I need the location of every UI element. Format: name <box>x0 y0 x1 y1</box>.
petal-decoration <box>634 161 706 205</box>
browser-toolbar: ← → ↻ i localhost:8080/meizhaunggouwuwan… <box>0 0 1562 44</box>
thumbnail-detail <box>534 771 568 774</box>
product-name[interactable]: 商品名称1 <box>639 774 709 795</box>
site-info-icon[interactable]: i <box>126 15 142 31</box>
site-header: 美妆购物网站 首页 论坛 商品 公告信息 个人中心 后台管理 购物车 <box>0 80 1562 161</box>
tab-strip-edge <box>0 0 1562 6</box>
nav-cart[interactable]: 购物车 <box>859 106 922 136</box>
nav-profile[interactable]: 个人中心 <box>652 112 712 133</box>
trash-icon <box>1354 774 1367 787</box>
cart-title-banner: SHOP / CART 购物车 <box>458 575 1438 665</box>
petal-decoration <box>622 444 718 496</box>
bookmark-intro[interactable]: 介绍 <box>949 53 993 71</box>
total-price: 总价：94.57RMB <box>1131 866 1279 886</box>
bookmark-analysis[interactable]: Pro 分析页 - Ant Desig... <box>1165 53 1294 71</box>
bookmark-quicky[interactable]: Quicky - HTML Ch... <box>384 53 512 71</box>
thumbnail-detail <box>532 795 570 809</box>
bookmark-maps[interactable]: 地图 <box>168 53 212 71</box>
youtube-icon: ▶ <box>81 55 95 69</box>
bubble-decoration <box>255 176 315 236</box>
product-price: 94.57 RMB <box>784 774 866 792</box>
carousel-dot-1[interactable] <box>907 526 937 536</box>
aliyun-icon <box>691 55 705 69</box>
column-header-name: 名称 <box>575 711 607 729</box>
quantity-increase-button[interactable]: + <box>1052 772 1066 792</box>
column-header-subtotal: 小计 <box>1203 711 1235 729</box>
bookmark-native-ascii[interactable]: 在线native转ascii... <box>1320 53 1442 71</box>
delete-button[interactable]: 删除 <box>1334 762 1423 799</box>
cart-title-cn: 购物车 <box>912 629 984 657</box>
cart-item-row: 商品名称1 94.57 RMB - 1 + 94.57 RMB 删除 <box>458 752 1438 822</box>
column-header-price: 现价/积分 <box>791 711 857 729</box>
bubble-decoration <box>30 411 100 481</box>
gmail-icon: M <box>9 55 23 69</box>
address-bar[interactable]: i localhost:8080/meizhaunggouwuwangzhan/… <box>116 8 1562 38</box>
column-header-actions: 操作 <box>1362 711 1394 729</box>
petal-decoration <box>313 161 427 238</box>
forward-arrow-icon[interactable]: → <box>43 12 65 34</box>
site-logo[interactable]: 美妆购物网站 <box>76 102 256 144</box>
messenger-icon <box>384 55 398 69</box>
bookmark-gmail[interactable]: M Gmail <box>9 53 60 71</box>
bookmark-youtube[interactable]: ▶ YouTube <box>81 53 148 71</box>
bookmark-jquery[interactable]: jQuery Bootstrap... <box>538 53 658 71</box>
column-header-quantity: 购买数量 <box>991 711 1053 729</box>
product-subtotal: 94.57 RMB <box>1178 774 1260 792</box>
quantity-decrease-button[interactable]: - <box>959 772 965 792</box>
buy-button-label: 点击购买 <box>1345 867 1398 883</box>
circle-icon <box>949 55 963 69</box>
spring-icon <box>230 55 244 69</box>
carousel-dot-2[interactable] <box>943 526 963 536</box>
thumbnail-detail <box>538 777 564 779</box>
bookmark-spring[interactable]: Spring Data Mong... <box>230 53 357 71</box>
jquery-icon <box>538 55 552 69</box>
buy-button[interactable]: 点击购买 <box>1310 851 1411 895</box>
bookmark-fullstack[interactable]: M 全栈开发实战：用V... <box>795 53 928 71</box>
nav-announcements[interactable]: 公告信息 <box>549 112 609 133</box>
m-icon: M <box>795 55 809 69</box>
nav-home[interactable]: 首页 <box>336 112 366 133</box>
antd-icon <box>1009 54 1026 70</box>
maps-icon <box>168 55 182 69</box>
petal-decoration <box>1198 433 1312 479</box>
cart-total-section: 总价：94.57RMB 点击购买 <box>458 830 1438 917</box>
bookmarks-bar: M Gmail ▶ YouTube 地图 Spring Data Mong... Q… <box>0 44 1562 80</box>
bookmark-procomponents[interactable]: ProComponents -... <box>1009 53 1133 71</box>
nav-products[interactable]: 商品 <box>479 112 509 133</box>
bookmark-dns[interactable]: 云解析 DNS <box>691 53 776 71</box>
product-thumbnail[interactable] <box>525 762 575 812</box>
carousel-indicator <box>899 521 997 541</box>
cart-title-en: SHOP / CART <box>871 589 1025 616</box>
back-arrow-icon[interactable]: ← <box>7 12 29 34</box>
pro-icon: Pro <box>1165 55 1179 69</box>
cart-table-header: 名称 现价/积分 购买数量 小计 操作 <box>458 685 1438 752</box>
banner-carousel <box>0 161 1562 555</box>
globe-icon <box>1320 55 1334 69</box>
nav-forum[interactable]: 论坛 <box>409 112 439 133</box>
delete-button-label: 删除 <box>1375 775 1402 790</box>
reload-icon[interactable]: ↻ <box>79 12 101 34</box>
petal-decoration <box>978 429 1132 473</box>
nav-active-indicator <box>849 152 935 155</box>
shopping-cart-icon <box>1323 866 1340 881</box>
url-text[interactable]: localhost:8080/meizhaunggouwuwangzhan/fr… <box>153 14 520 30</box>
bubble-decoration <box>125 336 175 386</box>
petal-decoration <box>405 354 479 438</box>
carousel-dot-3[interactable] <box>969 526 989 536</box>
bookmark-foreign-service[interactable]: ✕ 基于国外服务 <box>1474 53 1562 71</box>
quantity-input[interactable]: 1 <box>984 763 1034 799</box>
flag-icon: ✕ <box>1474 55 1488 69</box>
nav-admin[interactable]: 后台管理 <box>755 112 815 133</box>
------------------------
## WHAT IS EXPECTED
From the data above, pull out every line that contains the string "decoration".

## THE OUTPUT
petal-decoration <box>634 161 706 205</box>
petal-decoration <box>622 444 718 496</box>
bubble-decoration <box>255 176 315 236</box>
bubble-decoration <box>30 411 100 481</box>
petal-decoration <box>313 161 427 238</box>
petal-decoration <box>1198 433 1312 479</box>
petal-decoration <box>978 429 1132 473</box>
bubble-decoration <box>125 336 175 386</box>
petal-decoration <box>405 354 479 438</box>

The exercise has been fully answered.